A block of data

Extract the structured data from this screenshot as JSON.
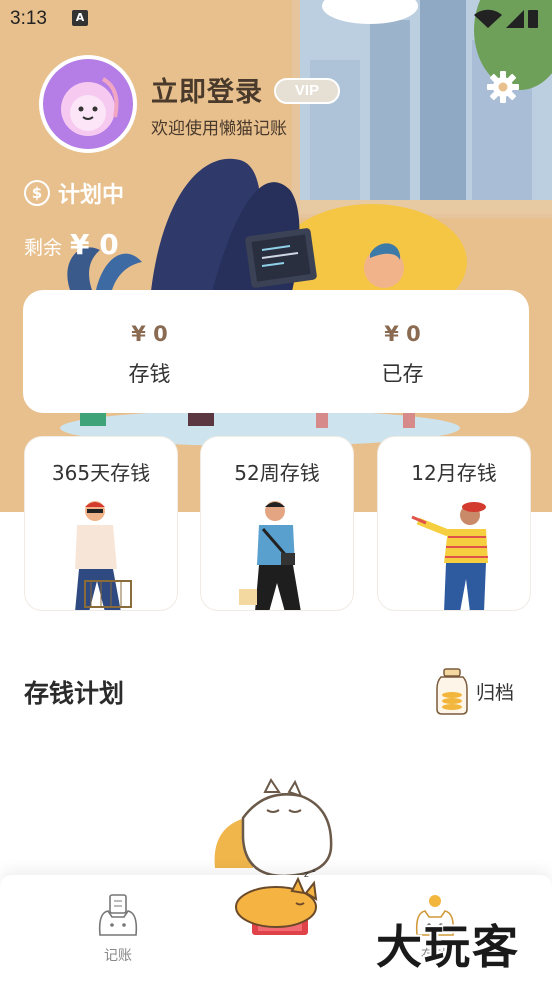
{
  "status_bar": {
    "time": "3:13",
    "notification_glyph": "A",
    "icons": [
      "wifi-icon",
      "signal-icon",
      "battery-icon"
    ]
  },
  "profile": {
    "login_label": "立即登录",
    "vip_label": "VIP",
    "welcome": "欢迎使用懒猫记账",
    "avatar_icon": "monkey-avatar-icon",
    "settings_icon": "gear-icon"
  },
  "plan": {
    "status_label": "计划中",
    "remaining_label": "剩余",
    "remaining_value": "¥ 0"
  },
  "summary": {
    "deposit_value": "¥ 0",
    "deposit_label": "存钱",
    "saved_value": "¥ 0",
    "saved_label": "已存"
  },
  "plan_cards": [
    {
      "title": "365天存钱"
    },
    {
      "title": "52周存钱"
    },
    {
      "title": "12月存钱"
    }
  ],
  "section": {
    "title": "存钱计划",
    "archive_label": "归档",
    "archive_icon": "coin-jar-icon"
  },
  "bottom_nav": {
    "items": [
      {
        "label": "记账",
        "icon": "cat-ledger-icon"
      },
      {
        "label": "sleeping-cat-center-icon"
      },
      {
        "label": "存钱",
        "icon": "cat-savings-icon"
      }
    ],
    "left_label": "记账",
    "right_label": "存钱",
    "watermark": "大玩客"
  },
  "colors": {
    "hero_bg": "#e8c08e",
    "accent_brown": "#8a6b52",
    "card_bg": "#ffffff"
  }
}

* [What you will do] Skip the pictures and print each record exactly as it stands.

* [Finished exercise]
Extract the structured data from this screenshot as JSON.
{
  "status_bar": {
    "time": "3:13",
    "notification_glyph": "A",
    "icons": [
      "wifi-icon",
      "signal-icon",
      "battery-icon"
    ]
  },
  "profile": {
    "login_label": "立即登录",
    "vip_label": "VIP",
    "welcome": "欢迎使用懒猫记账",
    "avatar_icon": "monkey-avatar-icon",
    "settings_icon": "gear-icon"
  },
  "plan": {
    "status_label": "计划中",
    "remaining_label": "剩余",
    "remaining_value": "¥ 0"
  },
  "summary": {
    "deposit_value": "¥ 0",
    "deposit_label": "存钱",
    "saved_value": "¥ 0",
    "saved_label": "已存"
  },
  "plan_cards": [
    {
      "title": "365天存钱"
    },
    {
      "title": "52周存钱"
    },
    {
      "title": "12月存钱"
    }
  ],
  "section": {
    "title": "存钱计划",
    "archive_label": "归档",
    "archive_icon": "coin-jar-icon"
  },
  "bottom_nav": {
    "items": [
      {
        "label": "记账",
        "icon": "cat-ledger-icon"
      },
      {
        "label": "sleeping-cat-center-icon"
      },
      {
        "label": "存钱",
        "icon": "cat-savings-icon"
      }
    ],
    "left_label": "记账",
    "right_label": "存钱",
    "watermark": "大玩客"
  },
  "colors": {
    "hero_bg": "#e8c08e",
    "accent_brown": "#8a6b52",
    "card_bg": "#ffffff"
  }
}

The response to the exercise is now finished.